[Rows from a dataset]
_ _ _ _ _ _ _
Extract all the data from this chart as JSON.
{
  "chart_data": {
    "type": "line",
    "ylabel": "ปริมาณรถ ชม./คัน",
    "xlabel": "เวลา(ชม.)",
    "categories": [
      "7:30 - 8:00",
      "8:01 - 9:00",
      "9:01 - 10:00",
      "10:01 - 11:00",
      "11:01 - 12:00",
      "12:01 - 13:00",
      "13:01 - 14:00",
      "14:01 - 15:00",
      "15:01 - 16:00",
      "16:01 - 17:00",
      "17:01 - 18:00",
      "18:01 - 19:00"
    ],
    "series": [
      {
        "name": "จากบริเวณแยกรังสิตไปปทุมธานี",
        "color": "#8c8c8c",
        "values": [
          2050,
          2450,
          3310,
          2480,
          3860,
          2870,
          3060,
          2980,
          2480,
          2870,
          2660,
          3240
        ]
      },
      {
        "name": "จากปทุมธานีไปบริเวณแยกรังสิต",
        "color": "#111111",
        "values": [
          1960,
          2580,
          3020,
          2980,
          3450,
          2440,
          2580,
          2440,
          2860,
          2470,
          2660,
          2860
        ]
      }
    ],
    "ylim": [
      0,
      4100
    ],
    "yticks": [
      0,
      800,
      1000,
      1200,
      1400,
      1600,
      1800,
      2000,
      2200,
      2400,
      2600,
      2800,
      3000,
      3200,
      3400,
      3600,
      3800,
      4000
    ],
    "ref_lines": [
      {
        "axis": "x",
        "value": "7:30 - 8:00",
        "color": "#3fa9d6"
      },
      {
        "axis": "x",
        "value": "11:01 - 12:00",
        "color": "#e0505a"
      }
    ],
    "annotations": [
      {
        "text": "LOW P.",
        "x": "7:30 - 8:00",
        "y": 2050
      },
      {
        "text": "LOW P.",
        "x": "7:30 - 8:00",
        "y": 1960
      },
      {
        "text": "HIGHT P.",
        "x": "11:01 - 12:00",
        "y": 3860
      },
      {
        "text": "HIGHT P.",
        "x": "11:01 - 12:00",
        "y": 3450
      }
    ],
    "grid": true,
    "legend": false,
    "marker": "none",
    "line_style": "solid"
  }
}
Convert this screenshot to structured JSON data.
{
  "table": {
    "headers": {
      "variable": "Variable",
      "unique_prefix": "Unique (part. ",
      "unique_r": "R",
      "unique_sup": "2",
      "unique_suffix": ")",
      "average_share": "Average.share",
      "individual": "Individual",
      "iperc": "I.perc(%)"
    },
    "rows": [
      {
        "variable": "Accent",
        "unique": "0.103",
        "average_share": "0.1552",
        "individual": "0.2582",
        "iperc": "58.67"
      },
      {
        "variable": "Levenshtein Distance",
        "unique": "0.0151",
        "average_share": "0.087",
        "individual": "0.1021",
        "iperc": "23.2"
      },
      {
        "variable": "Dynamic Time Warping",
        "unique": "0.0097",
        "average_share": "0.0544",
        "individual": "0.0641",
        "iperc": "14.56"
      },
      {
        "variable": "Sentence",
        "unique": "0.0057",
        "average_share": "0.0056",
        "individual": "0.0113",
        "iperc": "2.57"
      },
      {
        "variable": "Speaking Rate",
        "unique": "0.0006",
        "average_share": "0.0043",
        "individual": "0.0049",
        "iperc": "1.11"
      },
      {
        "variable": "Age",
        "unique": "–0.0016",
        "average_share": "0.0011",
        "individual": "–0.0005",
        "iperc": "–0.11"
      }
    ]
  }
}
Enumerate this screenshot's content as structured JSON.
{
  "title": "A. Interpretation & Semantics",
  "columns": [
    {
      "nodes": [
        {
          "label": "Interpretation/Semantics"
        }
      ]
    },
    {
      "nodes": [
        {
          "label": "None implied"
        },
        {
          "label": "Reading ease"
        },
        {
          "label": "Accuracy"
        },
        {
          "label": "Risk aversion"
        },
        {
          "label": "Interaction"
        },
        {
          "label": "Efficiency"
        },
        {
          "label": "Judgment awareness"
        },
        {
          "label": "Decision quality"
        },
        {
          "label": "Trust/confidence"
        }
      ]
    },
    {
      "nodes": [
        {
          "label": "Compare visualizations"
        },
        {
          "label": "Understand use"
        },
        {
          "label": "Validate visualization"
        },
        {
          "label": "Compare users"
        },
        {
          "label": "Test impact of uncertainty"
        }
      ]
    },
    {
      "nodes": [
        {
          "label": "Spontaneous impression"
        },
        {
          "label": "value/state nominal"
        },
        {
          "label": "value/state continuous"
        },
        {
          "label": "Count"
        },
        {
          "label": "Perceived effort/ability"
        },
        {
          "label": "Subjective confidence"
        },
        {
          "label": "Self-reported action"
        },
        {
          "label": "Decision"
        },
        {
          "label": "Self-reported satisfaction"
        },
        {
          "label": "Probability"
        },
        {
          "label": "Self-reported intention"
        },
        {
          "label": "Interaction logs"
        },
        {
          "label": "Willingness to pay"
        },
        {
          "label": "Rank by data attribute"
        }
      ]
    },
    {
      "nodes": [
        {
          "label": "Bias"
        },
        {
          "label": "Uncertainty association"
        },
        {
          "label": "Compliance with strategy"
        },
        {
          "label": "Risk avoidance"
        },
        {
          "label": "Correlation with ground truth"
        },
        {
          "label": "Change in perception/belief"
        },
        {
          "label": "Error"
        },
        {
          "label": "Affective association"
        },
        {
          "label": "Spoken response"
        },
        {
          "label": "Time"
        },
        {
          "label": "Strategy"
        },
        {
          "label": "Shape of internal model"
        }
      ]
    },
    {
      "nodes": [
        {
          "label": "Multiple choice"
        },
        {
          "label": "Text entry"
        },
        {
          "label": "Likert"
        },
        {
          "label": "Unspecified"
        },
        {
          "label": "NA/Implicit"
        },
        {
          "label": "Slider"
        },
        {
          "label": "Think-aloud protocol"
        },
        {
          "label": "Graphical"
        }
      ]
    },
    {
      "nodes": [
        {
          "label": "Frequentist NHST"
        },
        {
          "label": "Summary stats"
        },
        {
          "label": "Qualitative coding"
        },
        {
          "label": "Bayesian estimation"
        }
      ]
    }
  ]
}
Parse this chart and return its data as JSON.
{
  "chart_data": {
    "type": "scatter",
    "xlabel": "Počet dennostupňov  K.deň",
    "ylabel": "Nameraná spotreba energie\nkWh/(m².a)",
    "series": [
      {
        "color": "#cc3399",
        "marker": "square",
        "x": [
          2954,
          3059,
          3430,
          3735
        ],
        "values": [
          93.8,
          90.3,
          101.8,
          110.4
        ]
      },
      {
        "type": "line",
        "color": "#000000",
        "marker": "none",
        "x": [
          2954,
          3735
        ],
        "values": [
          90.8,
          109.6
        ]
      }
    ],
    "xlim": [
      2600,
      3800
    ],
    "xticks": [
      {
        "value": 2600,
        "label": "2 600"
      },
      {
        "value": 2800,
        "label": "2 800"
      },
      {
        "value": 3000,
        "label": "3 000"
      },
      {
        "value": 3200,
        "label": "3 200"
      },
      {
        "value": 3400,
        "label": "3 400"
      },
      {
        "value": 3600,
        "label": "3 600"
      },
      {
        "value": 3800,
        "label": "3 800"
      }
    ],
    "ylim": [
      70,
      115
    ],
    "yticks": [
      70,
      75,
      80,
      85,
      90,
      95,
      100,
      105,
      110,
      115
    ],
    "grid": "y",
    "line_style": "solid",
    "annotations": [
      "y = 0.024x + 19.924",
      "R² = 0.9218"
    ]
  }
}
_ _ _ _ _ _ _
• Your task: Each record above must be given again exactly.

• Right answer:
Extract all the data from this chart as JSON.
{
  "chart_data": {
    "type": "line",
    "ylabel": "ปริมาณรถ ชม./คัน",
    "xlabel": "เวลา(ชม.)",
    "categories": [
      "7:30 - 8:00",
      "8:01 - 9:00",
      "9:01 - 10:00",
      "10:01 - 11:00",
      "11:01 - 12:00",
      "12:01 - 13:00",
      "13:01 - 14:00",
      "14:01 - 15:00",
      "15:01 - 16:00",
      "16:01 - 17:00",
      "17:01 - 18:00",
      "18:01 - 19:00"
    ],
    "series": [
      {
        "name": "จากบริเวณแยกรังสิตไปปทุมธานี",
        "color": "#8c8c8c",
        "values": [
          2050,
          2450,
          3310,
          2480,
          3860,
          2870,
          3060,
          2980,
          2480,
          2870,
          2660,
          3240
        ]
      },
      {
        "name": "จากปทุมธานีไปบริเวณแยกรังสิต",
        "color": "#111111",
        "values": [
          1960,
          2580,
          3020,
          2980,
          3450,
          2440,
          2580,
          2440,
          2860,
          2470,
          2660,
          2860
        ]
      }
    ],
    "ylim": [
      0,
      4100
    ],
    "yticks": [
      0,
      800,
      1000,
      1200,
      1400,
      1600,
      1800,
      2000,
      2200,
      2400,
      2600,
      2800,
      3000,
      3200,
      3400,
      3600,
      3800,
      4000
    ],
    "ref_lines": [
      {
        "axis": "x",
        "value": "7:30 - 8:00",
        "color": "#3fa9d6"
      },
      {
        "axis": "x",
        "value": "11:01 - 12:00",
        "color": "#e0505a"
      }
    ],
    "annotations": [
      {
        "text": "LOW P.",
        "x": "7:30 - 8:00",
        "y": 2050
      },
      {
        "text": "LOW P.",
        "x": "7:30 - 8:00",
        "y": 1960
      },
      {
        "text": "HIGHT P.",
        "x": "11:01 - 12:00",
        "y": 3860
      },
      {
        "text": "HIGHT P.",
        "x": "11:01 - 12:00",
        "y": 3450
      }
    ],
    "grid": true,
    "legend": false,
    "marker": "none",
    "line_style": "solid"
  }
}
Convert this screenshot to structured JSON data.
{
  "table": {
    "headers": {
      "variable": "Variable",
      "unique_prefix": "Unique (part. ",
      "unique_r": "R",
      "unique_sup": "2",
      "unique_suffix": ")",
      "average_share": "Average.share",
      "individual": "Individual",
      "iperc": "I.perc(%)"
    },
    "rows": [
      {
        "variable": "Accent",
        "unique": "0.103",
        "average_share": "0.1552",
        "individual": "0.2582",
        "iperc": "58.67"
      },
      {
        "variable": "Levenshtein Distance",
        "unique": "0.0151",
        "average_share": "0.087",
        "individual": "0.1021",
        "iperc": "23.2"
      },
      {
        "variable": "Dynamic Time Warping",
        "unique": "0.0097",
        "average_share": "0.0544",
        "individual": "0.0641",
        "iperc": "14.56"
      },
      {
        "variable": "Sentence",
        "unique": "0.0057",
        "average_share": "0.0056",
        "individual": "0.0113",
        "iperc": "2.57"
      },
      {
        "variable": "Speaking Rate",
        "unique": "0.0006",
        "average_share": "0.0043",
        "individual": "0.0049",
        "iperc": "1.11"
      },
      {
        "variable": "Age",
        "unique": "–0.0016",
        "average_share": "0.0011",
        "individual": "–0.0005",
        "iperc": "–0.11"
      }
    ]
  }
}
Enumerate this screenshot's content as structured JSON.
{
  "title": "A. Interpretation & Semantics",
  "columns": [
    {
      "nodes": [
        {
          "label": "Interpretation/Semantics"
        }
      ]
    },
    {
      "nodes": [
        {
          "label": "None implied"
        },
        {
          "label": "Reading ease"
        },
        {
          "label": "Accuracy"
        },
        {
          "label": "Risk aversion"
        },
        {
          "label": "Interaction"
        },
        {
          "label": "Efficiency"
        },
        {
          "label": "Judgment awareness"
        },
        {
          "label": "Decision quality"
        },
        {
          "label": "Trust/confidence"
        }
      ]
    },
    {
      "nodes": [
        {
          "label": "Compare visualizations"
        },
        {
          "label": "Understand use"
        },
        {
          "label": "Validate visualization"
        },
        {
          "label": "Compare users"
        },
        {
          "label": "Test impact of uncertainty"
        }
      ]
    },
    {
      "nodes": [
        {
          "label": "Spontaneous impression"
        },
        {
          "label": "value/state nominal"
        },
        {
          "label": "value/state continuous"
        },
        {
          "label": "Count"
        },
        {
          "label": "Perceived effort/ability"
        },
        {
          "label": "Subjective confidence"
        },
        {
          "label": "Self-reported action"
        },
        {
          "label": "Decision"
        },
        {
          "label": "Self-reported satisfaction"
        },
        {
          "label": "Probability"
        },
        {
          "label": "Self-reported intention"
        },
        {
          "label": "Interaction logs"
        },
        {
          "label": "Willingness to pay"
        },
        {
          "label": "Rank by data attribute"
        }
      ]
    },
    {
      "nodes": [
        {
          "label": "Bias"
        },
        {
          "label": "Uncertainty association"
        },
        {
          "label": "Compliance with strategy"
        },
        {
          "label": "Risk avoidance"
        },
        {
          "label": "Correlation with ground truth"
        },
        {
          "label": "Change in perception/belief"
        },
        {
          "label": "Error"
        },
        {
          "label": "Affective association"
        },
        {
          "label": "Spoken response"
        },
        {
          "label": "Time"
        },
        {
          "label": "Strategy"
        },
        {
          "label": "Shape of internal model"
        }
      ]
    },
    {
      "nodes": [
        {
          "label": "Multiple choice"
        },
        {
          "label": "Text entry"
        },
        {
          "label": "Likert"
        },
        {
          "label": "Unspecified"
        },
        {
          "label": "NA/Implicit"
        },
        {
          "label": "Slider"
        },
        {
          "label": "Think-aloud protocol"
        },
        {
          "label": "Graphical"
        }
      ]
    },
    {
      "nodes": [
        {
          "label": "Frequentist NHST"
        },
        {
          "label": "Summary stats"
        },
        {
          "label": "Qualitative coding"
        },
        {
          "label": "Bayesian estimation"
        }
      ]
    }
  ]
}
Parse this chart and return its data as JSON.
{
  "chart_data": {
    "type": "scatter",
    "xlabel": "Počet dennostupňov  K.deň",
    "ylabel": "Nameraná spotreba energie\nkWh/(m².a)",
    "series": [
      {
        "color": "#cc3399",
        "marker": "square",
        "x": [
          2954,
          3059,
          3430,
          3735
        ],
        "values": [
          93.8,
          90.3,
          101.8,
          110.4
        ]
      },
      {
        "type": "line",
        "color": "#000000",
        "marker": "none",
        "x": [
          2954,
          3735
        ],
        "values": [
          90.8,
          109.6
        ]
      }
    ],
    "xlim": [
      2600,
      3800
    ],
    "xticks": [
      {
        "value": 2600,
        "label": "2 600"
      },
      {
        "value": 2800,
        "label": "2 800"
      },
      {
        "value": 3000,
        "label": "3 000"
      },
      {
        "value": 3200,
        "label": "3 200"
      },
      {
        "value": 3400,
        "label": "3 400"
      },
      {
        "value": 3600,
        "label": "3 600"
      },
      {
        "value": 3800,
        "label": "3 800"
      }
    ],
    "ylim": [
      70,
      115
    ],
    "yticks": [
      70,
      75,
      80,
      85,
      90,
      95,
      100,
      105,
      110,
      115
    ],
    "grid": "y",
    "line_style": "solid",
    "annotations": [
      "y = 0.024x + 19.924",
      "R² = 0.9218"
    ]
  }
}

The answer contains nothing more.